> _Фрагмент текста_
..........

Затем, опять же, эти маленькие пьесы не всегда хорошо названы, ибо рапсодии редко бывают рапсодиями в обычном смысле, а интермеццо, я полагаю, предназначены для того, чтобы заполнить, как указывает название, какое-то промежуточное место; но на самом деле они этого не делают, ибо их часто объединяют вместе. Следует полагать, что Брамс придавал этим названиям некое интеллектуальное значение, которое является «икрой для толпы».
Первое каприччио op. 76 написано в тональности фа-диез минор, краткое беспокойное вступление напоминает, хотя и довольно слабо, Шумана. Основная мелодия структурно выдержана в стиле Мендельсона, но гармонизация и развитие таковы, что оттолкнули бы нежного Феликса, который не любил ничего колючего или отталкивающего. Настроение-колорит мрачное, вплоть до отчаяния. Есть луч света в уменьшенном аккорде, который предваряет возвращение темы, обрабатываемой в инверсии — характерный прием Брамса. Ближе к концу мелодия звучит в четвертных аккордах и весьма решительно, но вскоре тает в туманной фигурации, пьеса заканчивается в мажоре, но без луча солнца.

..........

> _Фрагменты данных_
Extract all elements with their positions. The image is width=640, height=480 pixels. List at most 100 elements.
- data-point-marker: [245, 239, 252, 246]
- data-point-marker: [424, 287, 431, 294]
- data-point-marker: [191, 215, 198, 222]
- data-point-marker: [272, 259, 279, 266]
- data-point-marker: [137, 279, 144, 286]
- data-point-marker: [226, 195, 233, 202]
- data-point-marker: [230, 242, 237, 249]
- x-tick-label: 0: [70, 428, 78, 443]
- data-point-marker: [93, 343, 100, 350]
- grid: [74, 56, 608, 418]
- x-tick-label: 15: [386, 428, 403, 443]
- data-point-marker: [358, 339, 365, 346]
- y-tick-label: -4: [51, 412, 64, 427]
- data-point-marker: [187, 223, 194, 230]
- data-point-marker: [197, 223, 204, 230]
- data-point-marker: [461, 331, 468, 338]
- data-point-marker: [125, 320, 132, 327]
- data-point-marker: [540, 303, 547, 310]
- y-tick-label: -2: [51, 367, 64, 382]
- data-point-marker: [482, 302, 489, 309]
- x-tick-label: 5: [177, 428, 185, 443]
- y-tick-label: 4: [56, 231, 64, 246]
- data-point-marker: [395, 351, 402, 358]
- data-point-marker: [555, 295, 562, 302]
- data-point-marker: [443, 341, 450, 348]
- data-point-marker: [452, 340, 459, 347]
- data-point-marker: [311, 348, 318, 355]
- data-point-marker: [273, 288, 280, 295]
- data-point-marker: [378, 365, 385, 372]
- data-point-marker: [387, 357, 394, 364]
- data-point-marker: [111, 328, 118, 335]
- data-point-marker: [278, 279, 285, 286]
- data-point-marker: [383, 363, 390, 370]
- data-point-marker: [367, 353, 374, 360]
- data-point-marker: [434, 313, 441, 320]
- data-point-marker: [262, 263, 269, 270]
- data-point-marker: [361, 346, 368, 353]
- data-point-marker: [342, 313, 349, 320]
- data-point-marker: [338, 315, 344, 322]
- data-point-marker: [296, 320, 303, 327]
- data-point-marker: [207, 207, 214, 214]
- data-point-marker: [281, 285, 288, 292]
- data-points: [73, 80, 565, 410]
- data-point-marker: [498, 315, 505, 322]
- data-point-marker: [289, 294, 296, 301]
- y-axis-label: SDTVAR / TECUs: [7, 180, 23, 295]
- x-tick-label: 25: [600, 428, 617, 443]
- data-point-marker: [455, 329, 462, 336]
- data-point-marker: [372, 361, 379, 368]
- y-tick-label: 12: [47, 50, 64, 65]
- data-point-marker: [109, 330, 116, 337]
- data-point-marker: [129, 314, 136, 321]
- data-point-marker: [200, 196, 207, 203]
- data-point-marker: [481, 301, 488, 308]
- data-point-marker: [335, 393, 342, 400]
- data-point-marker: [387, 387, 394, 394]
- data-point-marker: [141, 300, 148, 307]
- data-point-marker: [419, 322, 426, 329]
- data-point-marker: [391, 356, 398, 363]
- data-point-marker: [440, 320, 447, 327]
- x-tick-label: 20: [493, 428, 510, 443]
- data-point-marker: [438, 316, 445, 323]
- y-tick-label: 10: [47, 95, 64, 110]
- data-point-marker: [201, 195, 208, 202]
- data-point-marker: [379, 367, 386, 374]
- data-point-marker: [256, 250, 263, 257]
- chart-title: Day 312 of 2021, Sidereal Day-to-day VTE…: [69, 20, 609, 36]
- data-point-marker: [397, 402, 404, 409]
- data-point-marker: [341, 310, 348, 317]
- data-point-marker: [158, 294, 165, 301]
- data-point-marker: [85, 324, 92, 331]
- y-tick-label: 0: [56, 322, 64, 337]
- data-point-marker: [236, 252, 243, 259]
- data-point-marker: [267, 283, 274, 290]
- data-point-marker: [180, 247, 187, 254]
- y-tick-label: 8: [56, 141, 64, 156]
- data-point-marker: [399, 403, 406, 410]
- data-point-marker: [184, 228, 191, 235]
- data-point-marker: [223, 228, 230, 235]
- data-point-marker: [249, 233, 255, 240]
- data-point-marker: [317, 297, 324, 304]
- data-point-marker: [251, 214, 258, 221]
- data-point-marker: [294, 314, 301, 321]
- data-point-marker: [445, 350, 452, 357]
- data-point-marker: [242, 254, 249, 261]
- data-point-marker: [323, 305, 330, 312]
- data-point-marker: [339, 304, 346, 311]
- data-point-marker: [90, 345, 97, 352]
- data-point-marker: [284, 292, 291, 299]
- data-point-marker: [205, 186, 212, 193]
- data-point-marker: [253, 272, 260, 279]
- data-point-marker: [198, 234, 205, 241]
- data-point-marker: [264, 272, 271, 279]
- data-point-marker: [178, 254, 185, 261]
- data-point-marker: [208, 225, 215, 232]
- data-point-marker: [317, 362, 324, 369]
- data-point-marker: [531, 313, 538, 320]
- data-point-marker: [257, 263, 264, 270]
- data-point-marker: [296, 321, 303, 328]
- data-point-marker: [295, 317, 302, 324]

..........

> _Задания_
(A) Перепишите из фрагмента о пьесах Брамса отрывок, который начинается со слов «Первое каприччио op.» и заканчивается словами «без луча солнца.».
(B) В какой тональности написано первое каприччио op. 76, согласно фрагменту о пьесах Брамса?

> _Ответы к заданиям_
(A)
Первое каприччио op. 76 написано в тональности фа-диез минор, краткое беспокойное вступление напоминает, хотя и довольно слабо, Шумана. Основная мелодия структурно выдержана в стиле Мендельсона, но гармонизация и развитие таковы, что оттолкнули бы нежного Феликса, который не любил ничего колючего или отталкивающего. Настроение-колорит мрачное, вплоть до отчаяния. Есть луч света в уменьшенном аккорде, который предваряет возвращение темы, обрабатываемой в инверсии — характерный прием Брамса. Ближе к концу мелодия звучит в четвертных аккордах и весьма решительно, но вскоре тает в туманной фигурации, пьеса заканчивается в мажоре, но без луча солнца.

(B) В тональности фа-диез минор.